Scan each line of the records for the word "Revise" and extract the ones that have it.

━━ Records supplied ━━

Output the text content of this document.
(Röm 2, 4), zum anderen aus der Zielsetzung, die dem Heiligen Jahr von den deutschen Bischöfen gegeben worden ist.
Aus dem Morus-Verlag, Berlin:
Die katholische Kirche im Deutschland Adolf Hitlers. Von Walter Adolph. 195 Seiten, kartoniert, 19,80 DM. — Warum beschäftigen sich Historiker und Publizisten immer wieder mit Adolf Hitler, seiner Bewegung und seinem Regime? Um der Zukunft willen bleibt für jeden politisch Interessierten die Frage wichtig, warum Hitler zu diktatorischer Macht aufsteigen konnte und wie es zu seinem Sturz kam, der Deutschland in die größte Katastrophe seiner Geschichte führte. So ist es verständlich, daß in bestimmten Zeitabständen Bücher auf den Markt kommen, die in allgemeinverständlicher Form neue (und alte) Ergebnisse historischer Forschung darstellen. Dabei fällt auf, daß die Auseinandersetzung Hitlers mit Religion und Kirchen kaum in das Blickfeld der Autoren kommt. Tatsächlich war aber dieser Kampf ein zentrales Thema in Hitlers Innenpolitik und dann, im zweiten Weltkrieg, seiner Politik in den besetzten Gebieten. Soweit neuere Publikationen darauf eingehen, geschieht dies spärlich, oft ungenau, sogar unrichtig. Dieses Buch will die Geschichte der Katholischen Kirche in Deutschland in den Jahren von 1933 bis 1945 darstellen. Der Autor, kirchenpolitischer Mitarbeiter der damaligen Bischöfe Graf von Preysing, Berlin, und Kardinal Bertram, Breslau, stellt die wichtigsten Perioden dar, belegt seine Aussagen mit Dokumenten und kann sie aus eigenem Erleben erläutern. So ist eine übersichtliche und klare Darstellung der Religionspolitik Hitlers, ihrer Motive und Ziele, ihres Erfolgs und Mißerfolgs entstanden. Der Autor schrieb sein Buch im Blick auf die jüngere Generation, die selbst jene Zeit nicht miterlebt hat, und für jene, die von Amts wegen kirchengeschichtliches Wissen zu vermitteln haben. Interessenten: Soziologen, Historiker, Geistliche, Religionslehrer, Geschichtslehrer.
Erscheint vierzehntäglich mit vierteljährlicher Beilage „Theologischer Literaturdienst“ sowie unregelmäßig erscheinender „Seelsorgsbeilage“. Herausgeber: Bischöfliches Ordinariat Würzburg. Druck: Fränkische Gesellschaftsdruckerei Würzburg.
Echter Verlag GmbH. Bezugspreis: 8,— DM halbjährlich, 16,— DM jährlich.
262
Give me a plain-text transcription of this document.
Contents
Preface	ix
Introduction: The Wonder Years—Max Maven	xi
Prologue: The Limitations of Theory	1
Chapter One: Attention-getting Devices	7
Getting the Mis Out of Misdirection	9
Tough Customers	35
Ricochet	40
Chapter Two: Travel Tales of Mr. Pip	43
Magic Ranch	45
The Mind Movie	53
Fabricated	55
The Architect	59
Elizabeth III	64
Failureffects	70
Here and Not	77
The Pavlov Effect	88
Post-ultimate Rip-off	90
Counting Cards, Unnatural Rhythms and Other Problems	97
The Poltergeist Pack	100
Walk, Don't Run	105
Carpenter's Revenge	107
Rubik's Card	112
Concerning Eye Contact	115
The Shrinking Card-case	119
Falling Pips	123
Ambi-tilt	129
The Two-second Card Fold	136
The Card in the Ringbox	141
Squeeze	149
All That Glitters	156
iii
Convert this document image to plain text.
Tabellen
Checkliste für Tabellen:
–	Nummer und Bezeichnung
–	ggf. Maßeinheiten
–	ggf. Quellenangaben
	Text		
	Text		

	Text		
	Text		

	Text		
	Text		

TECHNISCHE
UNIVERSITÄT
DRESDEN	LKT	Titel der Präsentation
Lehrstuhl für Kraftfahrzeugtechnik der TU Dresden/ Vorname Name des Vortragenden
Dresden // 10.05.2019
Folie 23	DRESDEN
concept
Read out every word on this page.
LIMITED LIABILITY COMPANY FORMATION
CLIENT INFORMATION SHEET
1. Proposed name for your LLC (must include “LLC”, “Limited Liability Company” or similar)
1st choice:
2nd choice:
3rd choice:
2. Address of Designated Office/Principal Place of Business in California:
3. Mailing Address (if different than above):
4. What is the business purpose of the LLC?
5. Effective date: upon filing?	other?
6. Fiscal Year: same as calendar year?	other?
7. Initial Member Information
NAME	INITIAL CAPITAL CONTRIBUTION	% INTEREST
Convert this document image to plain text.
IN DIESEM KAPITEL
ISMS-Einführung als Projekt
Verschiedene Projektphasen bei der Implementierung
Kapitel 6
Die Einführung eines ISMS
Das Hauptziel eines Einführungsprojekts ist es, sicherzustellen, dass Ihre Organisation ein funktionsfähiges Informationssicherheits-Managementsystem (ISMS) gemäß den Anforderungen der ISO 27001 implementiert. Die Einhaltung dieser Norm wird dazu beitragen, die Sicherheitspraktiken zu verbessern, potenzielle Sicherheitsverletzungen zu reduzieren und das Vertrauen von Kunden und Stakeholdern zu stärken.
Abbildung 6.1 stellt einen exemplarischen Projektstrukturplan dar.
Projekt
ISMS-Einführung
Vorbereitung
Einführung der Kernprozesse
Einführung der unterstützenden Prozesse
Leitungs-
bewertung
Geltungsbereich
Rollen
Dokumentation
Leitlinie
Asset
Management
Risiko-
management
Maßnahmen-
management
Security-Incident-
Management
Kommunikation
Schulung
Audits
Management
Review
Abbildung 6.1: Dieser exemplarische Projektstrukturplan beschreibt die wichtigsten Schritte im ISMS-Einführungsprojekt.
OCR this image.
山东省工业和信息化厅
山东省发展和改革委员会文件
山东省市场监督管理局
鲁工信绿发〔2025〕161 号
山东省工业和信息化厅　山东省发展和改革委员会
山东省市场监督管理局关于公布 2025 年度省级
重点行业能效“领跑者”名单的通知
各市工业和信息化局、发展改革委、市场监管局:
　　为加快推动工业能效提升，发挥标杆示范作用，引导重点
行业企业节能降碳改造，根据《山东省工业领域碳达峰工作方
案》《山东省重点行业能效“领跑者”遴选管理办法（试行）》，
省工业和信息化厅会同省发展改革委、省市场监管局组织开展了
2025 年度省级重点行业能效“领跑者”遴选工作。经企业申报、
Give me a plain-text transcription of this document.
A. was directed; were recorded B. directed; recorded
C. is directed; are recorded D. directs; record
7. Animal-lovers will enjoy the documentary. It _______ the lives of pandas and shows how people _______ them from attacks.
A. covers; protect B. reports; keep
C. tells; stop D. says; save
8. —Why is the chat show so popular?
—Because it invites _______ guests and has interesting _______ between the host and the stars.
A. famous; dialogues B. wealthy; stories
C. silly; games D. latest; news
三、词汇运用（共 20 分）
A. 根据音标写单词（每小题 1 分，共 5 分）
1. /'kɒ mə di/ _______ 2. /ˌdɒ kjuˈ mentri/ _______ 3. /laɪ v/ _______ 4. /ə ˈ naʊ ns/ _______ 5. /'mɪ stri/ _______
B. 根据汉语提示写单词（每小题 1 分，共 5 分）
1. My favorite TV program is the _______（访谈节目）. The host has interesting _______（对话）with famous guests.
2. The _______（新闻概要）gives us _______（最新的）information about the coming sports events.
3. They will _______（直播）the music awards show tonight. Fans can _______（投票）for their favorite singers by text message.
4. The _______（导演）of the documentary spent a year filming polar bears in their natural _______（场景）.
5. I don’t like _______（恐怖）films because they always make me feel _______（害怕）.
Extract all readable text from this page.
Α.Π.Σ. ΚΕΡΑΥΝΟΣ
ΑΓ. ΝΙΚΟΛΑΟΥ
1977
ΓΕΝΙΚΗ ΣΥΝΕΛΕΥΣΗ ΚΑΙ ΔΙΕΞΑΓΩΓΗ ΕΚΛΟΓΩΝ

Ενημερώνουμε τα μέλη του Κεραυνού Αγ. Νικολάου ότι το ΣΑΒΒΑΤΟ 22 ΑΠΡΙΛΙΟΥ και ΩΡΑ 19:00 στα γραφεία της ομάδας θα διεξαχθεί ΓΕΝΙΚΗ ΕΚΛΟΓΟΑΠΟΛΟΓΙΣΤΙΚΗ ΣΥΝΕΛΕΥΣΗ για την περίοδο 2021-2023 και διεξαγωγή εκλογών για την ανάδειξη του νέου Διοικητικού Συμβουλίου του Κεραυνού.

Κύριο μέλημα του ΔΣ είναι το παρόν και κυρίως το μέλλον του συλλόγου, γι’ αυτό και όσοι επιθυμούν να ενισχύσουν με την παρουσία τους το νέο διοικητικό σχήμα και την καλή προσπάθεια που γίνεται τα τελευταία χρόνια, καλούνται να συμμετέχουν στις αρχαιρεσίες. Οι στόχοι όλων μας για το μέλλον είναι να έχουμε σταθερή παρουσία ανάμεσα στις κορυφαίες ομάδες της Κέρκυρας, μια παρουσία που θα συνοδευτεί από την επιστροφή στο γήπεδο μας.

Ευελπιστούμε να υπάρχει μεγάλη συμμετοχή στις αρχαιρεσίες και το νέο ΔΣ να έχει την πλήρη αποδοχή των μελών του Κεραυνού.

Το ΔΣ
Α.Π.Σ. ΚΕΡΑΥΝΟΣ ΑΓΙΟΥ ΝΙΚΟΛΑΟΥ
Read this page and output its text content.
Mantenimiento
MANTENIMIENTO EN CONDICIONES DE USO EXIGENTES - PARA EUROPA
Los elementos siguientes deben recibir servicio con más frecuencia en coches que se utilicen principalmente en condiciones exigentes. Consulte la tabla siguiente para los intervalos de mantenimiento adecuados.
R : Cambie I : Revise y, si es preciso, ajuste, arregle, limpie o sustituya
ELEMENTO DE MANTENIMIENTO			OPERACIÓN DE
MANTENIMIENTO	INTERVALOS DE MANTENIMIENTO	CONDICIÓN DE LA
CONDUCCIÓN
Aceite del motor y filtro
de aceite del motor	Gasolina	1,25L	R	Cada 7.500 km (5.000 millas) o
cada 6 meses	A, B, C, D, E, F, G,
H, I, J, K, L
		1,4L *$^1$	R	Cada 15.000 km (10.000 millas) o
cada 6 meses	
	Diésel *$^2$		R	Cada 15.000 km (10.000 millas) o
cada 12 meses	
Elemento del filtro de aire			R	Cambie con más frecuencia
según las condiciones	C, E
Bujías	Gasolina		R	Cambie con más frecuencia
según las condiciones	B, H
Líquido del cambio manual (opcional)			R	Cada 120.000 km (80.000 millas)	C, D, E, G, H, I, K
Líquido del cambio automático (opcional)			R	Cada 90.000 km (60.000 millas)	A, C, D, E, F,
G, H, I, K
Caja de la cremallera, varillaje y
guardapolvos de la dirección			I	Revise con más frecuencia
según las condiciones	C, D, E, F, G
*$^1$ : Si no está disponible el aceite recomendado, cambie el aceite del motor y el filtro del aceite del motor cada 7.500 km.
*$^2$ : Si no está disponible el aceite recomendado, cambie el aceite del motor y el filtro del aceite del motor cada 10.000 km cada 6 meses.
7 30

━━━

Complete output:
R : Cambie I : Revise y, si es preciso, ajuste, arregle, limpie o sustituya
guardapolvos de la dirección			I	Revise con más frecuencia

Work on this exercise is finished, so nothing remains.